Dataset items
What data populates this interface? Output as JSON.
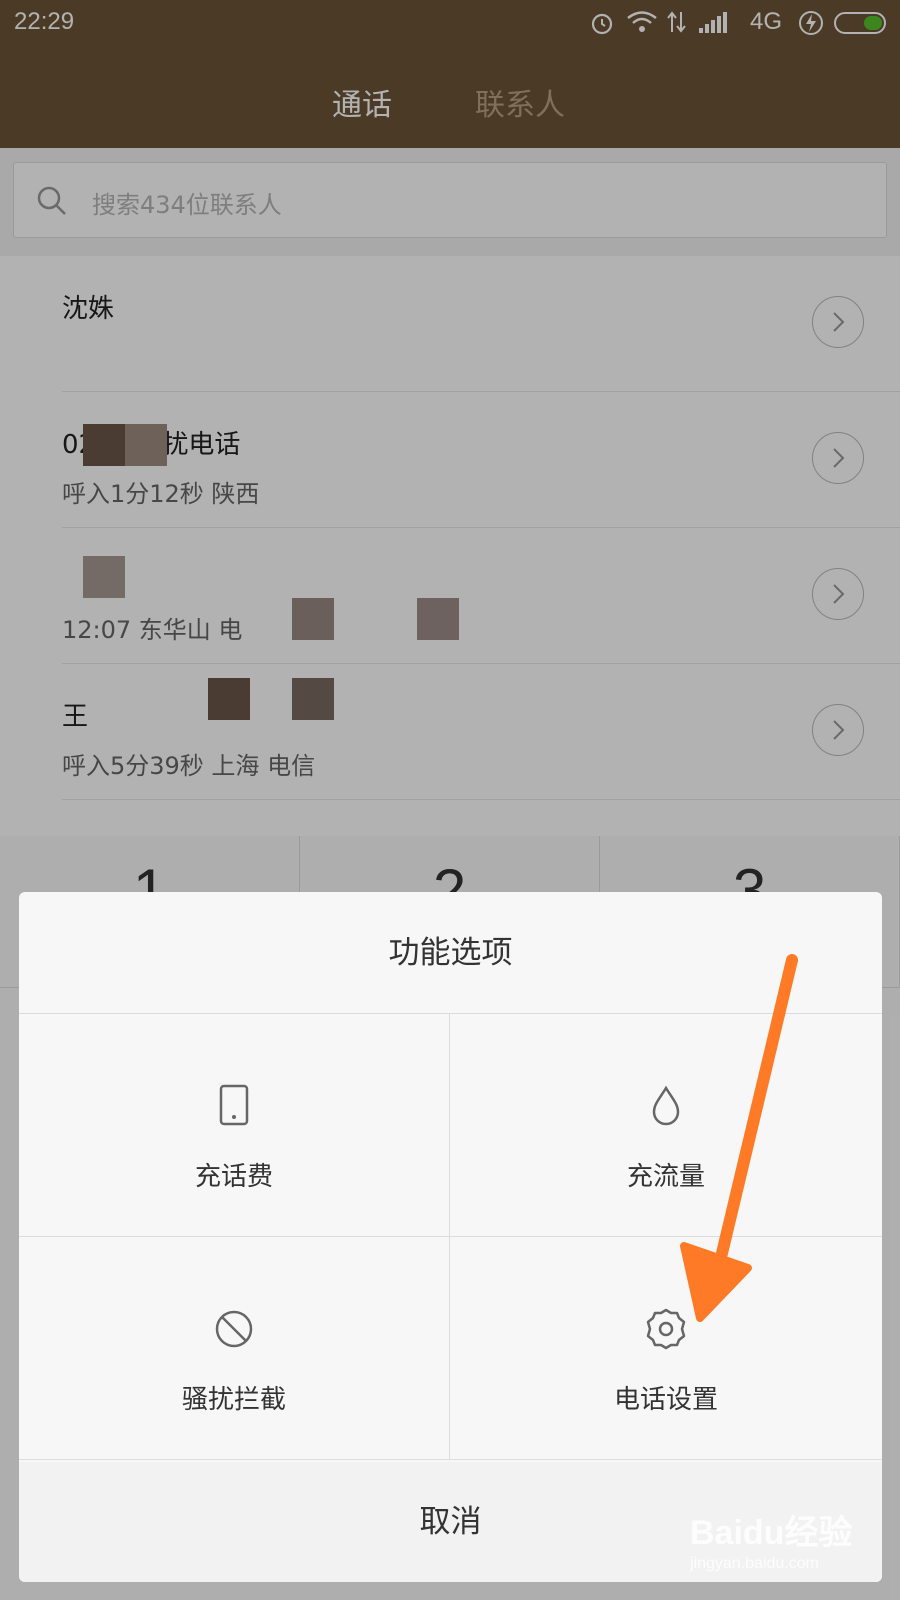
{
  "status_bar": {
    "time": "22:29",
    "network": "4G"
  },
  "tabs": [
    {
      "label": "通话"
    },
    {
      "label": "联系人"
    }
  ],
  "search": {
    "placeholder": "搜索434位联系人"
  },
  "call_log": [
    {
      "line1": "沈姝",
      "line2": ""
    },
    {
      "line1": "0298      骚扰电话",
      "line2": "呼入1分12秒 陕西"
    },
    {
      "line1": "",
      "line2": "12:07        东华山 电"
    },
    {
      "line1": "王",
      "line2": "呼入5分39秒 上海 电信"
    }
  ],
  "dialpad": {
    "keys": [
      "1",
      "2",
      "3"
    ]
  },
  "options_sheet": {
    "title": "功能选项",
    "options": [
      {
        "label": "充话费",
        "icon": "phone-icon"
      },
      {
        "label": "充流量",
        "icon": "water-drop-icon"
      },
      {
        "label": "骚扰拦截",
        "icon": "block-icon"
      },
      {
        "label": "电话设置",
        "icon": "gear-icon"
      }
    ],
    "cancel_label": "取消"
  },
  "annotation": {
    "arrow_color": "#ff7a26"
  },
  "watermark": {
    "brand": "Baidu经验",
    "url": "jingyan.baidu.com"
  },
  "colors": {
    "header": "#6c5437",
    "active_tab": "#ffffff",
    "inactive_tab": "#b79f85"
  }
}
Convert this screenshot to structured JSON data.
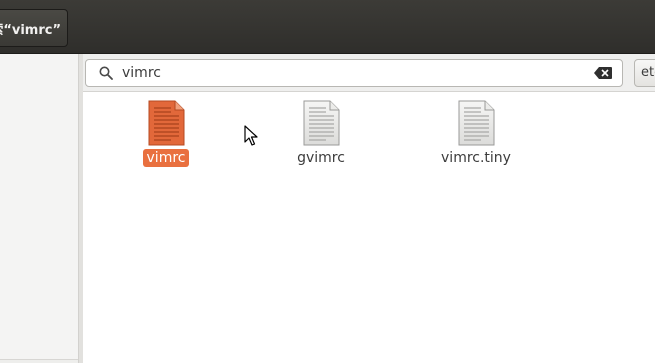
{
  "window": {
    "title_tab": "索“vimrc”"
  },
  "search": {
    "query": "vimrc",
    "location_button_label": "etc",
    "search_icon": "search-icon",
    "clear_icon": "clear-text-icon"
  },
  "results": {
    "files": [
      {
        "name": "vimrc",
        "selected": true,
        "icon": "text-document-icon"
      },
      {
        "name": "gvimrc",
        "selected": false,
        "icon": "text-document-icon"
      },
      {
        "name": "vimrc.tiny",
        "selected": false,
        "icon": "text-document-icon"
      }
    ]
  },
  "colors": {
    "selection": "#e9703f",
    "titlebar": "#3c3b37"
  }
}
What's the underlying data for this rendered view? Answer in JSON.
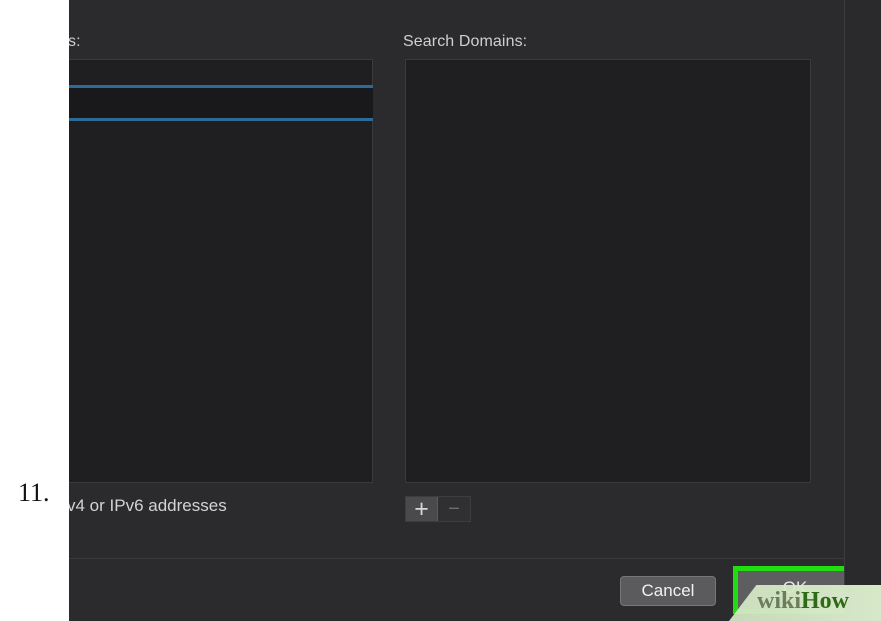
{
  "step": {
    "number": "11."
  },
  "dialog": {
    "dns_label_visible": "s:",
    "search_domains_label": "Search Domains:",
    "hint_text_visible": "v4 or IPv6 addresses",
    "stepper": {
      "plus_label": "+",
      "minus_label": "−"
    },
    "buttons": {
      "cancel": "Cancel",
      "ok": "OK"
    }
  },
  "watermark": {
    "wiki": "wiki",
    "how": "How"
  },
  "colors": {
    "background": "#2b2b2d",
    "list_background": "#1f1f21",
    "selection_outline": "#2c6b97",
    "ok_highlight": "#22dd11",
    "text": "#cfcfd1"
  }
}
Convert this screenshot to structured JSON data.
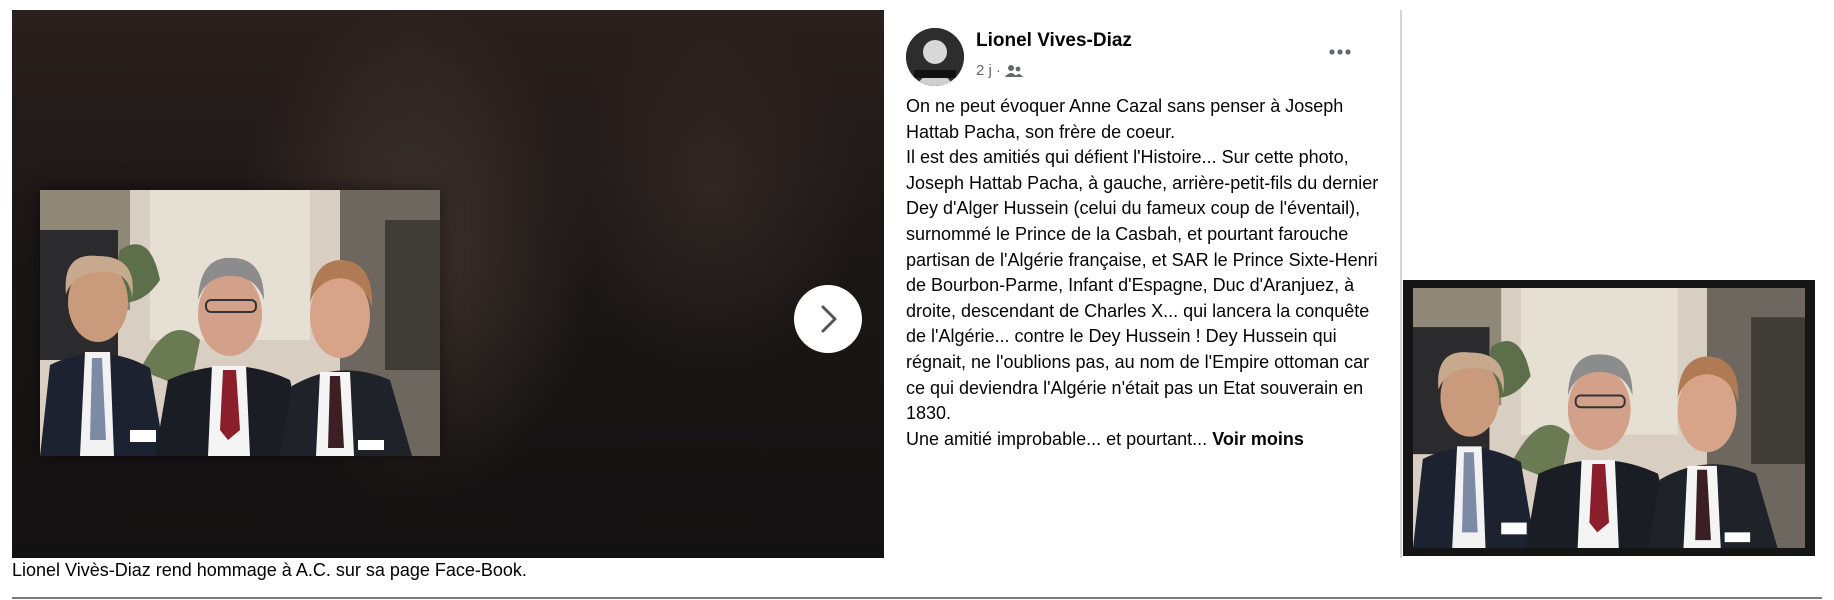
{
  "post": {
    "author": "Lionel Vives-Diaz",
    "time": "2 j",
    "audience_icon": "friends-icon",
    "paragraphs": [
      "On ne peut évoquer Anne Cazal sans penser à Joseph Hattab Pacha, son frère de coeur.",
      "Il est des amitiés qui défient l'Histoire... Sur cette photo, Joseph Hattab Pacha, à gauche, arrière-petit-fils du dernier Dey d'Alger Hussein (celui du fameux coup de l'éventail), surnommé le Prince de la Casbah, et pourtant farouche partisan de l'Algérie française, et SAR le Prince Sixte-Henri de Bourbon-Parme, Infant d'Espagne, Duc d'Aranjuez, à droite, descendant de Charles X... qui lancera la conquête de l'Algérie... contre le Dey Hussein ! Dey Hussein qui régnait, ne l'oublions pas, au nom de l'Empire ottoman car ce qui deviendra l'Algérie n'était pas un Etat souverain en 1830.",
      "Une amitié improbable... et pourtant..."
    ],
    "see_less_label": "Voir moins"
  },
  "viewer": {
    "next_icon": "chevron-right-icon"
  },
  "caption": "Lionel Vivès-Diaz rend hommage à A.C. sur sa page Face-Book.",
  "colors": {
    "meta_text": "#65676b",
    "viewer_bg": "#1c1716",
    "text": "#050505"
  }
}
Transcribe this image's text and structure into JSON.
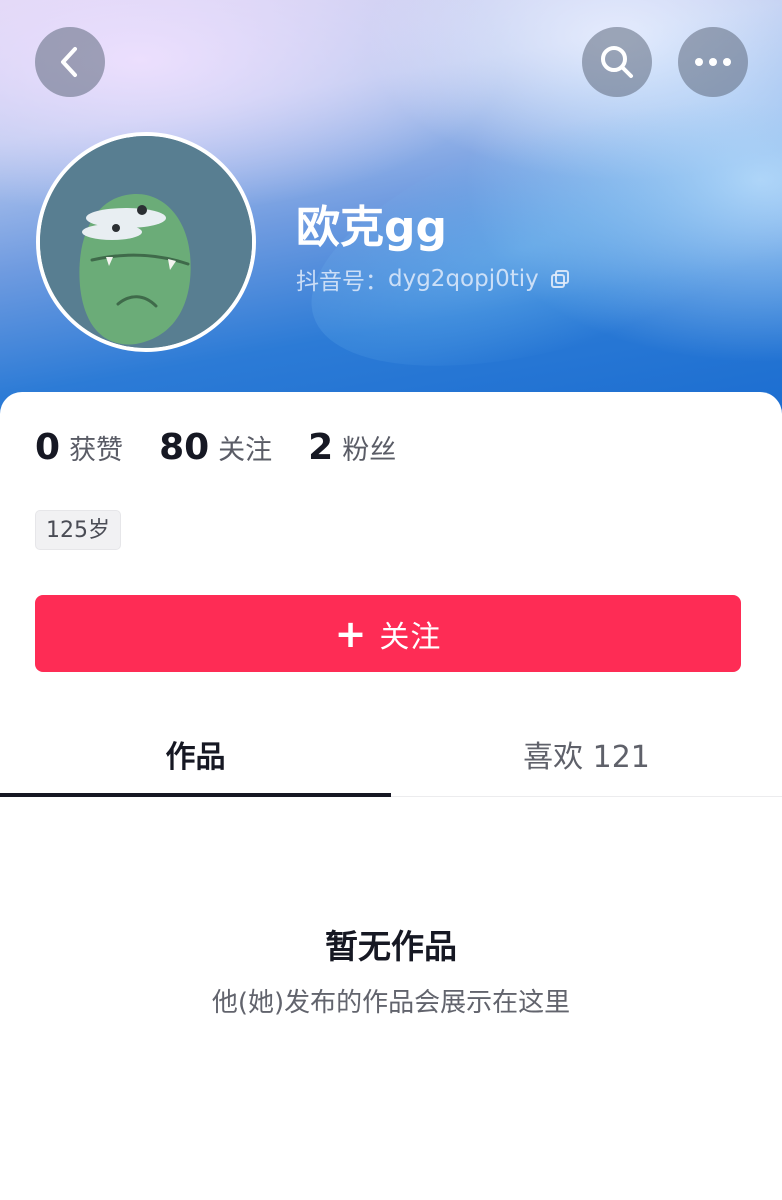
{
  "header": {
    "back_icon": "chevron-left-icon",
    "search_icon": "search-icon",
    "more_icon": "more-dots-icon"
  },
  "profile": {
    "name": "欧克gg",
    "douyin_id_label": "抖音号：",
    "douyin_id": "dyg2qopj0tiy",
    "copy_icon": "copy-icon",
    "avatar_icon": "green-monster-avatar"
  },
  "stats": [
    {
      "value": "0",
      "label": "获赞"
    },
    {
      "value": "80",
      "label": "关注"
    },
    {
      "value": "2",
      "label": "粉丝"
    }
  ],
  "tags": {
    "age": "125岁"
  },
  "follow_button": {
    "plus": "+",
    "label": "关注"
  },
  "tabs": [
    {
      "label": "作品",
      "active": true
    },
    {
      "label": "喜欢 121",
      "active": false
    }
  ],
  "empty_state": {
    "title": "暂无作品",
    "subtitle": "他(她)发布的作品会展示在这里"
  },
  "colors": {
    "accent": "#fe2c55",
    "text_primary": "#161823",
    "text_secondary": "#5a5c66"
  }
}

§ EXERCISE DIRECTIONS: Keep every word of the data as it is when you write it out, but drop the pictures.

§ ANSWER FOR THE TASK:
What data populates this interface? Output as JSON.
{
  "status_bar": {
    "time": "22:29",
    "network": "4G"
  },
  "tabs": [
    {
      "label": "通话"
    },
    {
      "label": "联系人"
    }
  ],
  "search": {
    "placeholder": "搜索434位联系人"
  },
  "call_log": [
    {
      "line1": "沈姝",
      "line2": ""
    },
    {
      "line1": "0298      骚扰电话",
      "line2": "呼入1分12秒 陕西"
    },
    {
      "line1": "",
      "line2": "12:07        东华山 电"
    },
    {
      "line1": "王",
      "line2": "呼入5分39秒 上海 电信"
    }
  ],
  "dialpad": {
    "keys": [
      "1",
      "2",
      "3"
    ]
  },
  "options_sheet": {
    "title": "功能选项",
    "options": [
      {
        "label": "充话费",
        "icon": "phone-icon"
      },
      {
        "label": "充流量",
        "icon": "water-drop-icon"
      },
      {
        "label": "骚扰拦截",
        "icon": "block-icon"
      },
      {
        "label": "电话设置",
        "icon": "gear-icon"
      }
    ],
    "cancel_label": "取消"
  },
  "annotation": {
    "arrow_color": "#ff7a26"
  },
  "watermark": {
    "brand": "Baidu经验",
    "url": "jingyan.baidu.com"
  },
  "colors": {
    "header": "#6c5437",
    "active_tab": "#ffffff",
    "inactive_tab": "#b79f85"
  }
}
Convert this screenshot to structured JSON data.
{
  "window": {
    "title_tab": "索“vimrc”"
  },
  "search": {
    "query": "vimrc",
    "location_button_label": "etc",
    "search_icon": "search-icon",
    "clear_icon": "clear-text-icon"
  },
  "results": {
    "files": [
      {
        "name": "vimrc",
        "selected": true,
        "icon": "text-document-icon"
      },
      {
        "name": "gvimrc",
        "selected": false,
        "icon": "text-document-icon"
      },
      {
        "name": "vimrc.tiny",
        "selected": false,
        "icon": "text-document-icon"
      }
    ]
  },
  "colors": {
    "selection": "#e9703f",
    "titlebar": "#3c3b37"
  }
}
What's the underlying data for this rendered view? Answer in JSON.
{
  "step": {
    "number": "11."
  },
  "dialog": {
    "dns_label_visible": "s:",
    "search_domains_label": "Search Domains:",
    "hint_text_visible": "v4 or IPv6 addresses",
    "stepper": {
      "plus_label": "+",
      "minus_label": "−"
    },
    "buttons": {
      "cancel": "Cancel",
      "ok": "OK"
    }
  },
  "watermark": {
    "wiki": "wiki",
    "how": "How"
  },
  "colors": {
    "background": "#2b2b2d",
    "list_background": "#1f1f21",
    "selection_outline": "#2c6b97",
    "ok_highlight": "#22dd11",
    "text": "#cfcfd1"
  }
}
Convert this screenshot to structured JSON data.
{
  "post": {
    "author": "Lionel Vives-Diaz",
    "time": "2 j",
    "audience_icon": "friends-icon",
    "paragraphs": [
      "On ne peut évoquer Anne Cazal sans penser à Joseph Hattab Pacha, son frère de coeur.",
      "Il est des amitiés qui défient l'Histoire... Sur cette photo, Joseph Hattab Pacha, à gauche, arrière-petit-fils du dernier Dey d'Alger Hussein (celui du fameux coup de l'éventail), surnommé le Prince de la Casbah, et pourtant farouche partisan de l'Algérie française, et SAR le Prince Sixte-Henri de Bourbon-Parme, Infant d'Espagne, Duc d'Aranjuez, à droite, descendant de Charles X... qui lancera la conquête de l'Algérie... contre le Dey Hussein ! Dey Hussein qui régnait, ne l'oublions pas, au nom de l'Empire ottoman car ce qui deviendra l'Algérie n'était pas un Etat souverain en 1830.",
      "Une amitié improbable... et pourtant..."
    ],
    "see_less_label": "Voir moins"
  },
  "viewer": {
    "next_icon": "chevron-right-icon"
  },
  "caption": "Lionel Vivès-Diaz rend hommage à A.C. sur sa page Face-Book.",
  "colors": {
    "meta_text": "#65676b",
    "viewer_bg": "#1c1716",
    "text": "#050505"
  }
}
Transcribe this image's text and structure into JSON.
{
  "header": {
    "back_icon": "chevron-left-icon",
    "search_icon": "search-icon",
    "more_icon": "more-dots-icon"
  },
  "profile": {
    "name": "欧克gg",
    "douyin_id_label": "抖音号：",
    "douyin_id": "dyg2qopj0tiy",
    "copy_icon": "copy-icon",
    "avatar_icon": "green-monster-avatar"
  },
  "stats": [
    {
      "value": "0",
      "label": "获赞"
    },
    {
      "value": "80",
      "label": "关注"
    },
    {
      "value": "2",
      "label": "粉丝"
    }
  ],
  "tags": {
    "age": "125岁"
  },
  "follow_button": {
    "plus": "+",
    "label": "关注"
  },
  "tabs": [
    {
      "label": "作品",
      "active": true
    },
    {
      "label": "喜欢 121",
      "active": false
    }
  ],
  "empty_state": {
    "title": "暂无作品",
    "subtitle": "他(她)发布的作品会展示在这里"
  },
  "colors": {
    "accent": "#fe2c55",
    "text_primary": "#161823",
    "text_secondary": "#5a5c66"
  }
}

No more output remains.